* Requirement
Please give the entries again in full and exactly, without any picture.

[Chart and figure data]
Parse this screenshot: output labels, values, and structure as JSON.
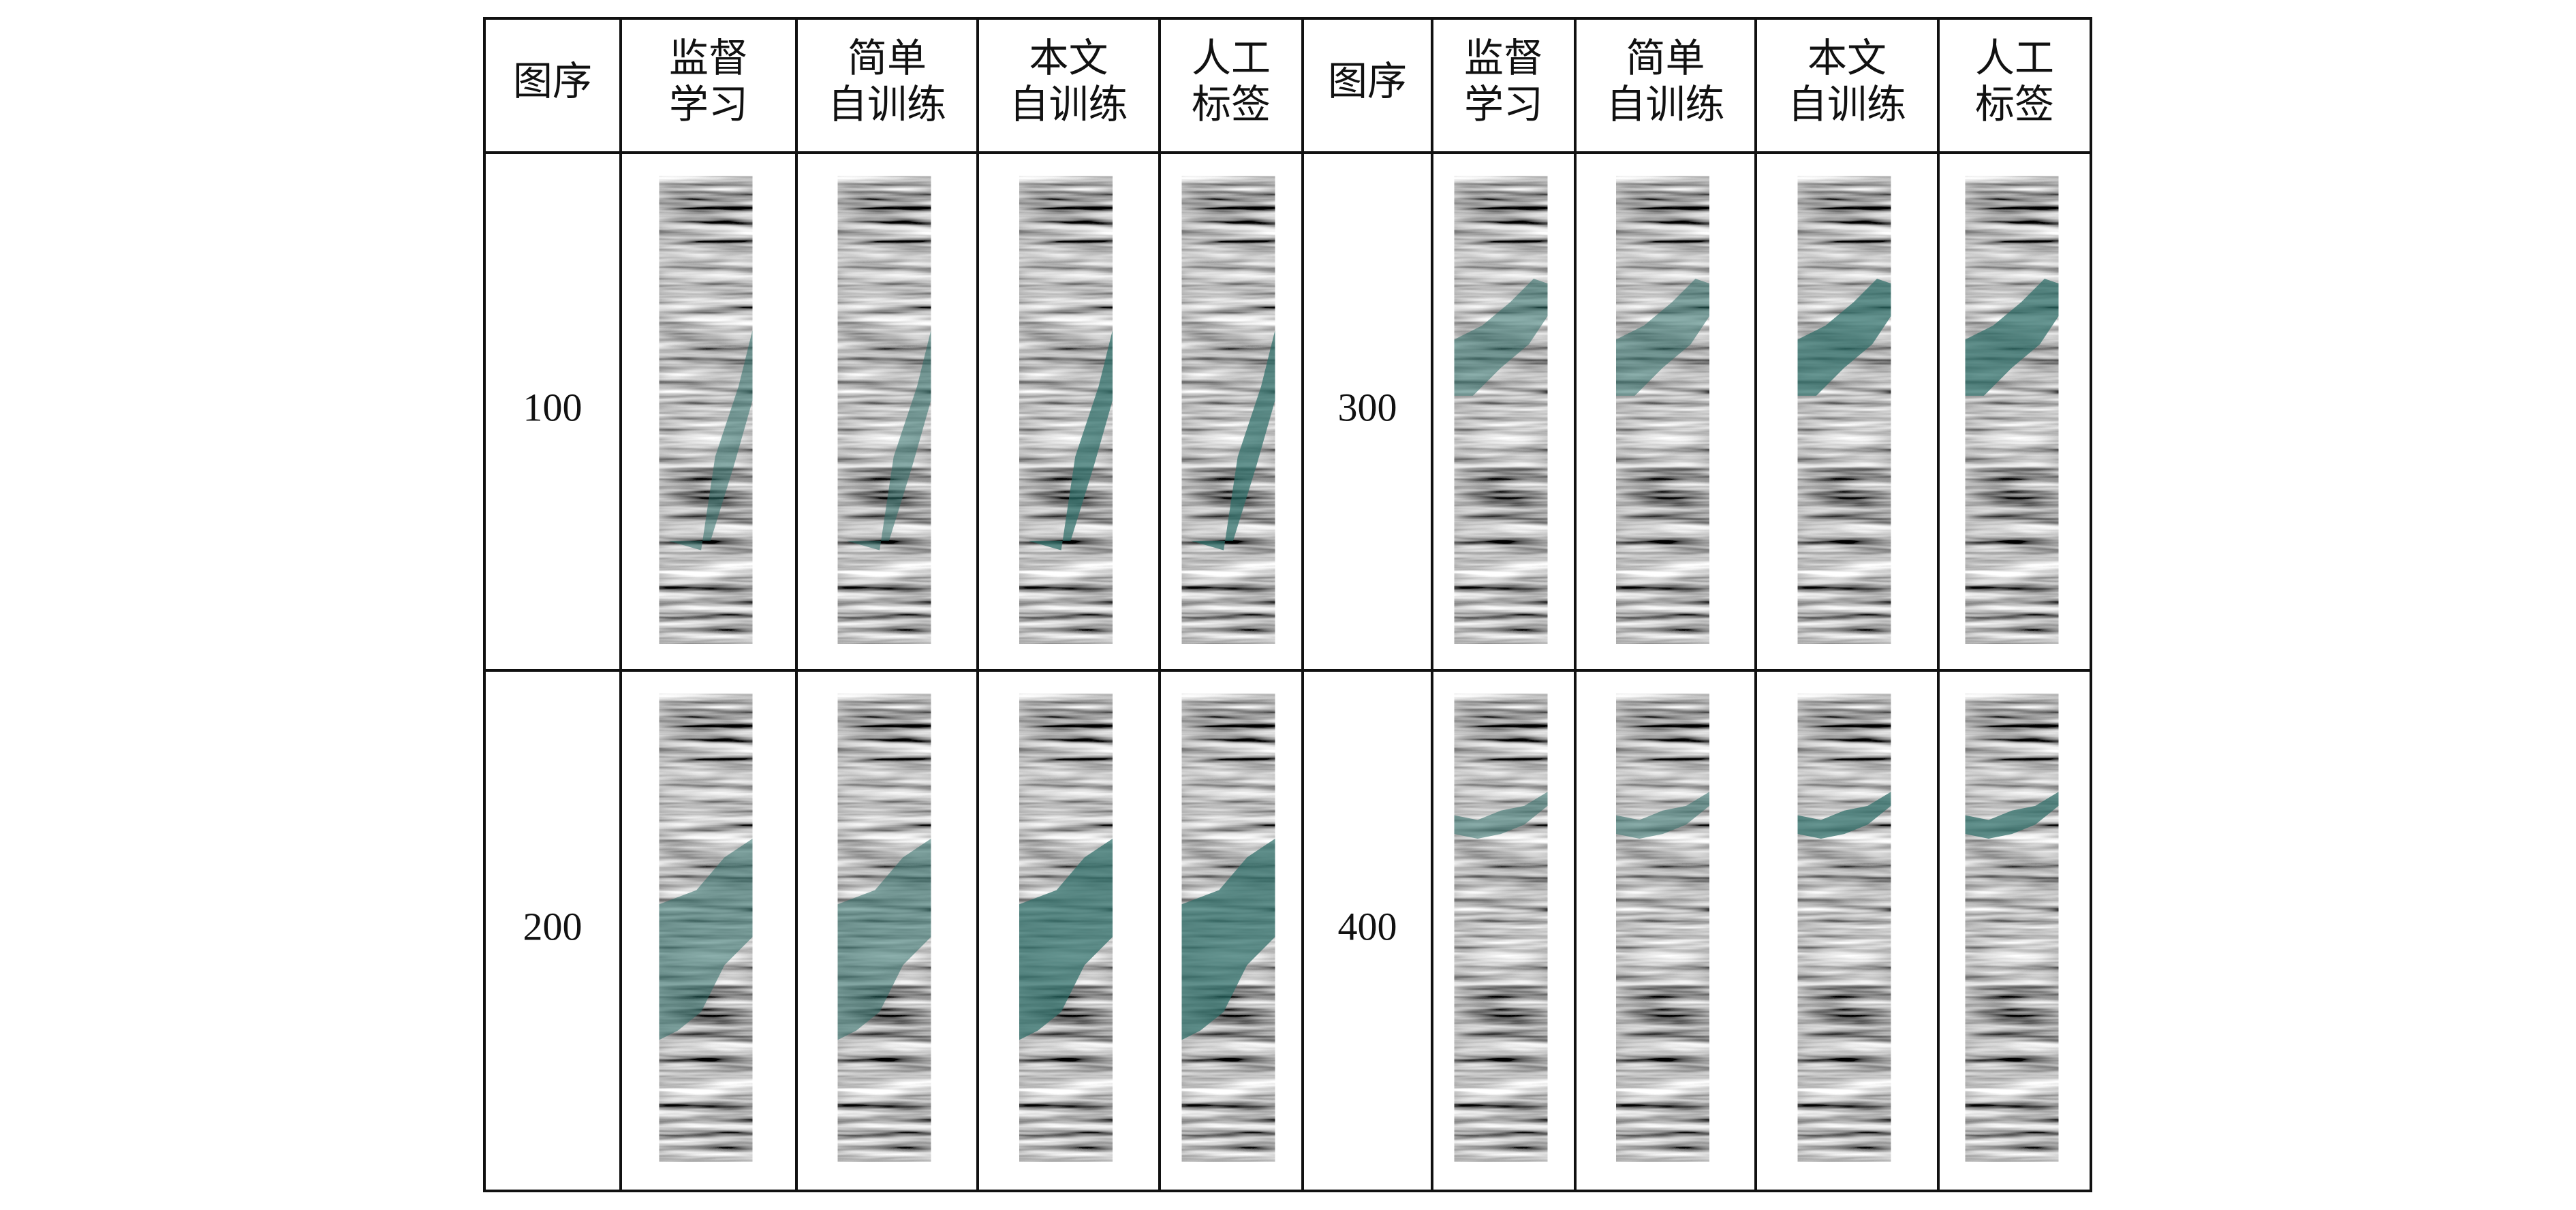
{
  "table": {
    "header": [
      [
        "图序"
      ],
      [
        "监督",
        "学习"
      ],
      [
        "简单",
        "自训练"
      ],
      [
        "本文",
        "自训练"
      ],
      [
        "人工",
        "标签"
      ],
      [
        "图序"
      ],
      [
        "监督",
        "学习"
      ],
      [
        "简单",
        "自训练"
      ],
      [
        "本文",
        "自训练"
      ],
      [
        "人工",
        "标签"
      ]
    ],
    "rows": [
      [
        "100",
        "300"
      ],
      [
        "200",
        "400"
      ]
    ]
  }
}
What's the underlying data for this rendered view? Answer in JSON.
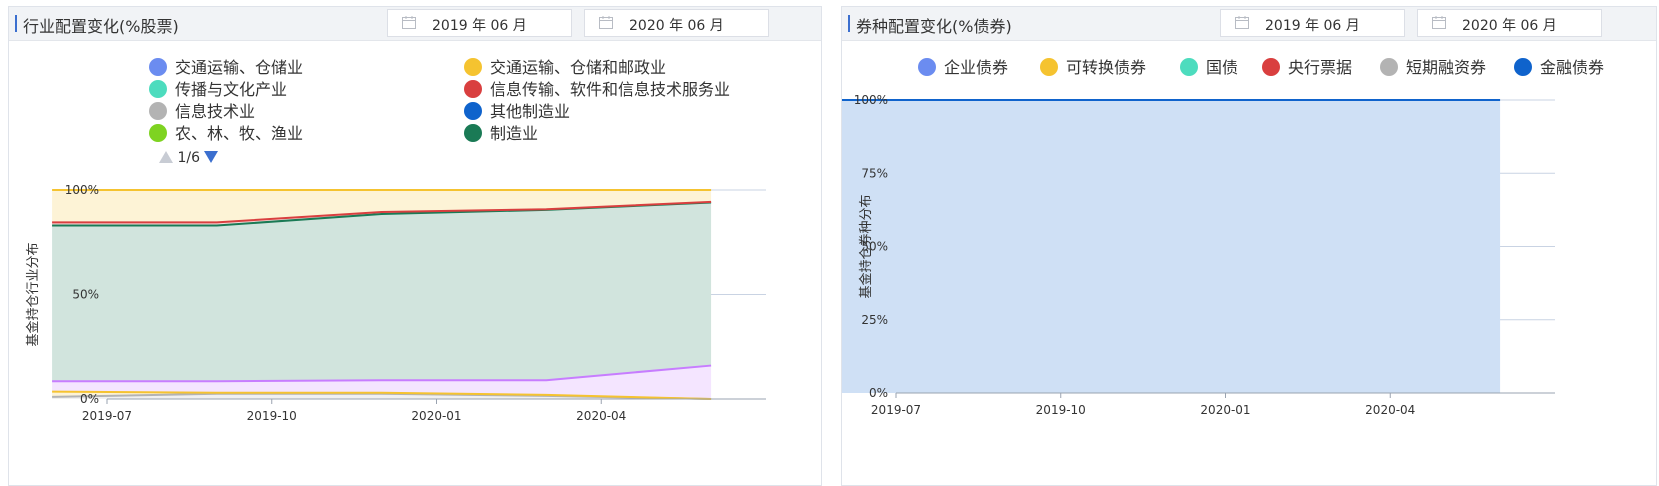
{
  "left_panel": {
    "title": "行业配置变化(%股票)",
    "start_date": "2019 年 06 月",
    "end_date": "2020 年 06 月",
    "legend": [
      {
        "label": "交通运输、仓储业",
        "color": "#6b8cf0"
      },
      {
        "label": "交通运输、仓储和邮政业",
        "color": "#f5c330"
      },
      {
        "label": "传播与文化产业",
        "color": "#4ddcbe"
      },
      {
        "label": "信息传输、软件和信息技术服务业",
        "color": "#d93f3f"
      },
      {
        "label": "信息技术业",
        "color": "#b3b3b3"
      },
      {
        "label": "其他制造业",
        "color": "#0f63cc"
      },
      {
        "label": "农、林、牧、渔业",
        "color": "#7ed321"
      },
      {
        "label": "制造业",
        "color": "#1a7a55"
      }
    ],
    "pager": "1/6"
  },
  "right_panel": {
    "title": "券种配置变化(%债券)",
    "start_date": "2019 年 06 月",
    "end_date": "2020 年 06 月",
    "legend": [
      {
        "label": "企业债券",
        "color": "#6b8cf0"
      },
      {
        "label": "可转换债券",
        "color": "#f5c330"
      },
      {
        "label": "国债",
        "color": "#4ddcbe"
      },
      {
        "label": "央行票据",
        "color": "#d93f3f"
      },
      {
        "label": "短期融资券",
        "color": "#b3b3b3"
      },
      {
        "label": "金融债券",
        "color": "#0f63cc"
      }
    ]
  },
  "chart_data": [
    {
      "type": "area",
      "stacked": true,
      "ylabel": "基金持仓行业分布",
      "ylim": [
        0,
        100
      ],
      "yticks": [
        "0%",
        "50%",
        "100%"
      ],
      "x": [
        "2019-06",
        "2019-09",
        "2019-12",
        "2020-03",
        "2020-06"
      ],
      "xticks": [
        "2019-07",
        "2019-10",
        "2020-01",
        "2020-04"
      ],
      "series": [
        {
          "color": "#b3b3b3",
          "values": [
            1.0,
            2.5,
            2.5,
            1.5,
            0.0
          ]
        },
        {
          "color": "#f5c330",
          "values": [
            2.5,
            0.5,
            0.5,
            0.5,
            0.0
          ]
        },
        {
          "color": "#c77dff",
          "values": [
            5.0,
            5.5,
            6.0,
            7.0,
            16.0
          ]
        },
        {
          "color": "#1a7a55",
          "values": [
            74.5,
            74.5,
            79.5,
            81.5,
            78.0
          ]
        },
        {
          "color": "#d93f3f",
          "values": [
            1.5,
            1.5,
            1.0,
            0.3,
            0.3
          ]
        },
        {
          "color": "#f5c330",
          "values": [
            15.5,
            15.5,
            10.5,
            9.2,
            5.7
          ]
        }
      ]
    },
    {
      "type": "area",
      "stacked": true,
      "ylabel": "基金持仓券种分布",
      "ylim": [
        0,
        100
      ],
      "yticks": [
        "0%",
        "25%",
        "50%",
        "75%",
        "100%"
      ],
      "x": [
        "2019-06",
        "2019-09",
        "2019-12",
        "2020-03",
        "2020-06"
      ],
      "xticks": [
        "2019-07",
        "2019-10",
        "2020-01",
        "2020-04"
      ],
      "series": [
        {
          "name": "金融债券",
          "color": "#0f63cc",
          "values": [
            100,
            100,
            100,
            100,
            100
          ]
        }
      ]
    }
  ]
}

* Correct response
Parse this screenshot: output labels, values, and structure as JSON.
{
  "table": {
    "header": [
      [
        "图序"
      ],
      [
        "监督",
        "学习"
      ],
      [
        "简单",
        "自训练"
      ],
      [
        "本文",
        "自训练"
      ],
      [
        "人工",
        "标签"
      ],
      [
        "图序"
      ],
      [
        "监督",
        "学习"
      ],
      [
        "简单",
        "自训练"
      ],
      [
        "本文",
        "自训练"
      ],
      [
        "人工",
        "标签"
      ]
    ],
    "rows": [
      [
        "100",
        "300"
      ],
      [
        "200",
        "400"
      ]
    ]
  }
}
What's the underlying data for this rendered view? Answer in JSON.
{
  "left_panel": {
    "title": "行业配置变化(%股票)",
    "start_date": "2019 年 06 月",
    "end_date": "2020 年 06 月",
    "legend": [
      {
        "label": "交通运输、仓储业",
        "color": "#6b8cf0"
      },
      {
        "label": "交通运输、仓储和邮政业",
        "color": "#f5c330"
      },
      {
        "label": "传播与文化产业",
        "color": "#4ddcbe"
      },
      {
        "label": "信息传输、软件和信息技术服务业",
        "color": "#d93f3f"
      },
      {
        "label": "信息技术业",
        "color": "#b3b3b3"
      },
      {
        "label": "其他制造业",
        "color": "#0f63cc"
      },
      {
        "label": "农、林、牧、渔业",
        "color": "#7ed321"
      },
      {
        "label": "制造业",
        "color": "#1a7a55"
      }
    ],
    "pager": "1/6"
  },
  "right_panel": {
    "title": "券种配置变化(%债券)",
    "start_date": "2019 年 06 月",
    "end_date": "2020 年 06 月",
    "legend": [
      {
        "label": "企业债券",
        "color": "#6b8cf0"
      },
      {
        "label": "可转换债券",
        "color": "#f5c330"
      },
      {
        "label": "国债",
        "color": "#4ddcbe"
      },
      {
        "label": "央行票据",
        "color": "#d93f3f"
      },
      {
        "label": "短期融资券",
        "color": "#b3b3b3"
      },
      {
        "label": "金融债券",
        "color": "#0f63cc"
      }
    ]
  },
  "chart_data": [
    {
      "type": "area",
      "stacked": true,
      "ylabel": "基金持仓行业分布",
      "ylim": [
        0,
        100
      ],
      "yticks": [
        "0%",
        "50%",
        "100%"
      ],
      "x": [
        "2019-06",
        "2019-09",
        "2019-12",
        "2020-03",
        "2020-06"
      ],
      "xticks": [
        "2019-07",
        "2019-10",
        "2020-01",
        "2020-04"
      ],
      "series": [
        {
          "color": "#b3b3b3",
          "values": [
            1.0,
            2.5,
            2.5,
            1.5,
            0.0
          ]
        },
        {
          "color": "#f5c330",
          "values": [
            2.5,
            0.5,
            0.5,
            0.5,
            0.0
          ]
        },
        {
          "color": "#c77dff",
          "values": [
            5.0,
            5.5,
            6.0,
            7.0,
            16.0
          ]
        },
        {
          "color": "#1a7a55",
          "values": [
            74.5,
            74.5,
            79.5,
            81.5,
            78.0
          ]
        },
        {
          "color": "#d93f3f",
          "values": [
            1.5,
            1.5,
            1.0,
            0.3,
            0.3
          ]
        },
        {
          "color": "#f5c330",
          "values": [
            15.5,
            15.5,
            10.5,
            9.2,
            5.7
          ]
        }
      ]
    },
    {
      "type": "area",
      "stacked": true,
      "ylabel": "基金持仓券种分布",
      "ylim": [
        0,
        100
      ],
      "yticks": [
        "0%",
        "25%",
        "50%",
        "75%",
        "100%"
      ],
      "x": [
        "2019-06",
        "2019-09",
        "2019-12",
        "2020-03",
        "2020-06"
      ],
      "xticks": [
        "2019-07",
        "2019-10",
        "2020-01",
        "2020-04"
      ],
      "series": [
        {
          "name": "金融债券",
          "color": "#0f63cc",
          "values": [
            100,
            100,
            100,
            100,
            100
          ]
        }
      ]
    }
  ]
}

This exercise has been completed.